-- BEGIN --

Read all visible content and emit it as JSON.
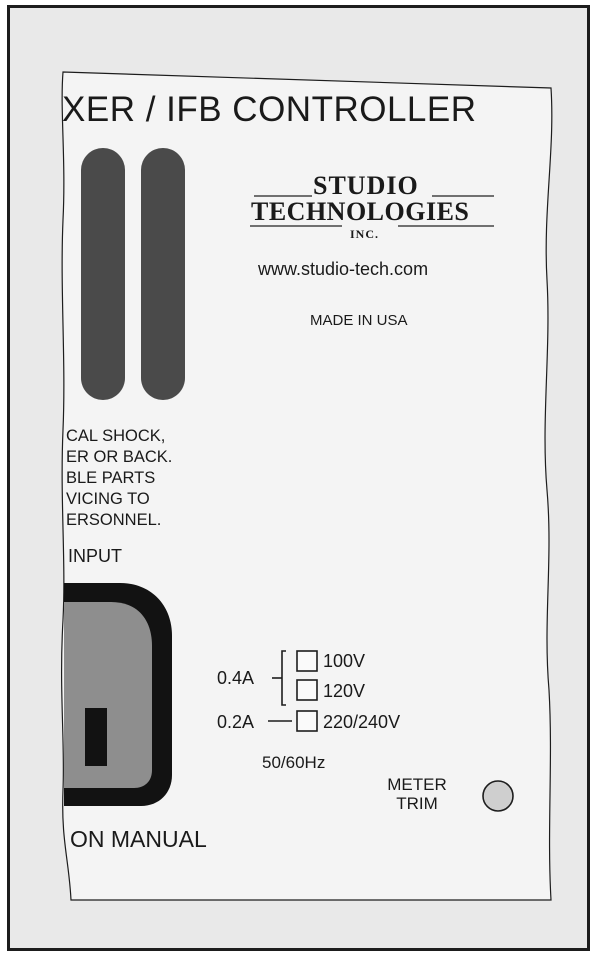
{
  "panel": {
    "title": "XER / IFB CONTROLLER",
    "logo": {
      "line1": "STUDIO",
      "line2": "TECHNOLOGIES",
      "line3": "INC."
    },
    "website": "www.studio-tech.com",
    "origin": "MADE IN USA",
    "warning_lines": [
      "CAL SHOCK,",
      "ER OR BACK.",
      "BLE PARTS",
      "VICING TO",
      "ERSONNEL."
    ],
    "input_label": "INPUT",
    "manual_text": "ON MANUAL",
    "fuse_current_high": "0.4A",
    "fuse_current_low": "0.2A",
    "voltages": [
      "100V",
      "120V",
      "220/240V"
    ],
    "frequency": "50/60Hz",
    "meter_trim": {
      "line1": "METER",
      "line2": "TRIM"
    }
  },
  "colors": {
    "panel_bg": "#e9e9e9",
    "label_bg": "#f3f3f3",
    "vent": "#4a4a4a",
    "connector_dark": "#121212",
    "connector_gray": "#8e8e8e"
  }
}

-- END --

TASK TO CARRY OUT = Leave images out of the retyped records; keep all else exact.

TASK RESPONSE =
Read all visible content and emit it as JSON.
{
  "panel": {
    "title": "XER / IFB CONTROLLER",
    "logo": {
      "line1": "STUDIO",
      "line2": "TECHNOLOGIES",
      "line3": "INC."
    },
    "website": "www.studio-tech.com",
    "origin": "MADE IN USA",
    "warning_lines": [
      "CAL SHOCK,",
      "ER OR BACK.",
      "BLE PARTS",
      "VICING TO",
      "ERSONNEL."
    ],
    "input_label": "INPUT",
    "manual_text": "ON MANUAL",
    "fuse_current_high": "0.4A",
    "fuse_current_low": "0.2A",
    "voltages": [
      "100V",
      "120V",
      "220/240V"
    ],
    "frequency": "50/60Hz",
    "meter_trim": {
      "line1": "METER",
      "line2": "TRIM"
    }
  },
  "colors": {
    "panel_bg": "#e9e9e9",
    "label_bg": "#f3f3f3",
    "vent": "#4a4a4a",
    "connector_dark": "#121212",
    "connector_gray": "#8e8e8e"
  }
}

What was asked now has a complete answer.